---------- Items

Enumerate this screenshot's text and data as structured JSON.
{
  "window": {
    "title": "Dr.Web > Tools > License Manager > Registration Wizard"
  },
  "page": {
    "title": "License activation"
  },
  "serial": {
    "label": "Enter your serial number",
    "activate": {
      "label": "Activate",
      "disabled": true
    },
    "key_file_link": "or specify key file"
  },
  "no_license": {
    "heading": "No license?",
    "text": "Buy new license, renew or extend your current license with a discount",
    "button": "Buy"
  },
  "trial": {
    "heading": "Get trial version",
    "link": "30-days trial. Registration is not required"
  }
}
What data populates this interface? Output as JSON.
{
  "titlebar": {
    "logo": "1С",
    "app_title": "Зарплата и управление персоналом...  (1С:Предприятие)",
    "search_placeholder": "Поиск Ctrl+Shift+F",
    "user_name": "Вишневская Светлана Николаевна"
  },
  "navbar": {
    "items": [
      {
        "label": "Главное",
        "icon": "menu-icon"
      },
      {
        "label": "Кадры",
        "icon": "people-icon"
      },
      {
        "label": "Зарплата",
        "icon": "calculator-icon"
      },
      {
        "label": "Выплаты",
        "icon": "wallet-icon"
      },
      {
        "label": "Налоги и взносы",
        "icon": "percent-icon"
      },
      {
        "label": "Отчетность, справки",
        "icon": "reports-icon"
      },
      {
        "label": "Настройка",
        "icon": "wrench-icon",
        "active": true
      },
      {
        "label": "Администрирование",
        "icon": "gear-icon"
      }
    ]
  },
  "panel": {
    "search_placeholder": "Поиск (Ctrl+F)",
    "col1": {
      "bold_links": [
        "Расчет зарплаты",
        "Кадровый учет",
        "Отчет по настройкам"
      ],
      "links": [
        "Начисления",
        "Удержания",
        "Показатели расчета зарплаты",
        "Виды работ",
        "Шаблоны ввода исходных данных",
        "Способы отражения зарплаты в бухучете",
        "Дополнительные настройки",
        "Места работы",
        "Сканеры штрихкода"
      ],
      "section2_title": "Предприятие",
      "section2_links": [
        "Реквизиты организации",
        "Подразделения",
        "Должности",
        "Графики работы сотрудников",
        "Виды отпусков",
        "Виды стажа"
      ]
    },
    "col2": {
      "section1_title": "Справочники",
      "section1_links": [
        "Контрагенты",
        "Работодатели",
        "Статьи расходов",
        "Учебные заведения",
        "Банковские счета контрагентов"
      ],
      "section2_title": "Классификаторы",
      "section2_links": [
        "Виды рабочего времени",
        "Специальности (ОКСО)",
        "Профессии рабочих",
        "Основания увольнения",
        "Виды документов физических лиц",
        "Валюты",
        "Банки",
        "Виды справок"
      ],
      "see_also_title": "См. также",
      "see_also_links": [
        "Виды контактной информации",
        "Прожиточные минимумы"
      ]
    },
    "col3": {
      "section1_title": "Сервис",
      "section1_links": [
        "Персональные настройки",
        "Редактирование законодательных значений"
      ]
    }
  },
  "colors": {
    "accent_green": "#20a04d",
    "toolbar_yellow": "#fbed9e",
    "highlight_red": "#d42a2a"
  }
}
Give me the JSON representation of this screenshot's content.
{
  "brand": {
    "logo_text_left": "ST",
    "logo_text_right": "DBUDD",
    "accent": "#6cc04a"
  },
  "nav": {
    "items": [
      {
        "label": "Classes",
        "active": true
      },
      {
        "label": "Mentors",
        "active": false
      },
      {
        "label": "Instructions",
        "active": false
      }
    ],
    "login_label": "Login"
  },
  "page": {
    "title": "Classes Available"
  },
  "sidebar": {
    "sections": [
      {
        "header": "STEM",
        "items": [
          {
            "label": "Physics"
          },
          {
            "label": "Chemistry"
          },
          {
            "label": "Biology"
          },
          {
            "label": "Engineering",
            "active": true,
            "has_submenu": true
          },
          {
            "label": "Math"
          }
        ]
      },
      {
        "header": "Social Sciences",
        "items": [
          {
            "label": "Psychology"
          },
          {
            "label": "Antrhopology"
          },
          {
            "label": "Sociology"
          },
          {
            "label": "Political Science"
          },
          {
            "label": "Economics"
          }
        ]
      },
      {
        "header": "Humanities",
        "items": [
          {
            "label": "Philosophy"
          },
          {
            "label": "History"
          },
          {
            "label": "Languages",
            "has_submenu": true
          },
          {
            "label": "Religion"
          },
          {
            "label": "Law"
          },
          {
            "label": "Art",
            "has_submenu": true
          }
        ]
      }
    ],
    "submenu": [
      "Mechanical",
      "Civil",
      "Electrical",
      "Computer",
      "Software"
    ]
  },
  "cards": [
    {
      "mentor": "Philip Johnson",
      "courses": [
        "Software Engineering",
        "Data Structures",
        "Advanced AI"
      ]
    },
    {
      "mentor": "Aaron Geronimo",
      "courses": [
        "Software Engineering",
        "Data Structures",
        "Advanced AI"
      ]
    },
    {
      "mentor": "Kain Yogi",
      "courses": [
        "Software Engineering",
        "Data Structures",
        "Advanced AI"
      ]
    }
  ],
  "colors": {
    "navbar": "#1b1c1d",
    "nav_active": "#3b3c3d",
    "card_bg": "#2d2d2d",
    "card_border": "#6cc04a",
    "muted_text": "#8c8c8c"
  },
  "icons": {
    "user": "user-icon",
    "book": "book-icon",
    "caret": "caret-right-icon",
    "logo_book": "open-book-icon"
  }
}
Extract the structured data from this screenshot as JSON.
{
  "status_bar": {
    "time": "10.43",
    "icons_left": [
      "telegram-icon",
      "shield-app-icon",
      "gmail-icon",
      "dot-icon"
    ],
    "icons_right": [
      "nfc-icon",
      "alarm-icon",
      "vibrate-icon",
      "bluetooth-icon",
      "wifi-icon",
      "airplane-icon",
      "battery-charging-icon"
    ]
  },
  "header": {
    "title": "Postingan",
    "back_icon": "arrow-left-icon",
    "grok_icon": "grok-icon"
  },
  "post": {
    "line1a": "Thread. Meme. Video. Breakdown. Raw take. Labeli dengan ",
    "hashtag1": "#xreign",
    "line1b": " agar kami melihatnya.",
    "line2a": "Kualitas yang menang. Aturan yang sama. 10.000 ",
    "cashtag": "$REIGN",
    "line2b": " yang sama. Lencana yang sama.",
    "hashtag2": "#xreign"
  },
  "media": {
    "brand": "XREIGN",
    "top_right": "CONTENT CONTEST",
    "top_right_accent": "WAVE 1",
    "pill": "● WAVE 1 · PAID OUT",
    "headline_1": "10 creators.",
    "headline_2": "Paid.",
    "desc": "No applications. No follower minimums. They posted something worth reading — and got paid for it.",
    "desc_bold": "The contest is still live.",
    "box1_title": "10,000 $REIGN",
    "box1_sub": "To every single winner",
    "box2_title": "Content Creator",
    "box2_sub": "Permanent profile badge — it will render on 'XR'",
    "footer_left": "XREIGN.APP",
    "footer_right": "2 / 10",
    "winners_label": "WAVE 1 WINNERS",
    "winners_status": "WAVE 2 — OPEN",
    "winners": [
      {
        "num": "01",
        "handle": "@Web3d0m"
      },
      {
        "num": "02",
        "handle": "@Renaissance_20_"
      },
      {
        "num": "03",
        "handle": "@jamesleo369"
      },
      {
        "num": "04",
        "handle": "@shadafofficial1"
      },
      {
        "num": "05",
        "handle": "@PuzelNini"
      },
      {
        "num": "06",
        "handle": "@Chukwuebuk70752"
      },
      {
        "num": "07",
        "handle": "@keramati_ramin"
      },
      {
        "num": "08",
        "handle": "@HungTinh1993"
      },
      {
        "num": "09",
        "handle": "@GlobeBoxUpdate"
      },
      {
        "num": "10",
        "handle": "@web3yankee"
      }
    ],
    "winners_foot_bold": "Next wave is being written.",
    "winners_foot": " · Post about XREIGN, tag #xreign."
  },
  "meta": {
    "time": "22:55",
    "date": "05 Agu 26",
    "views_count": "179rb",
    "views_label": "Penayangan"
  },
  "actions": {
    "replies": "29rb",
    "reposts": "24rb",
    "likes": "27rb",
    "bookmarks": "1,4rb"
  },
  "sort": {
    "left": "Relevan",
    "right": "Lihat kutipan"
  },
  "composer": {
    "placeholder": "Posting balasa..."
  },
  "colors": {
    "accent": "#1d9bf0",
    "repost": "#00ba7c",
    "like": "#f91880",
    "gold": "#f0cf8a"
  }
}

--------------------

-- Requirement --
Copy each line in the data that holds the word "зарплаты".

-- Answer below --
        "Расчет зарплаты",
        "Показатели расчета зарплаты",
        "Способы отражения зарплаты в бухучете",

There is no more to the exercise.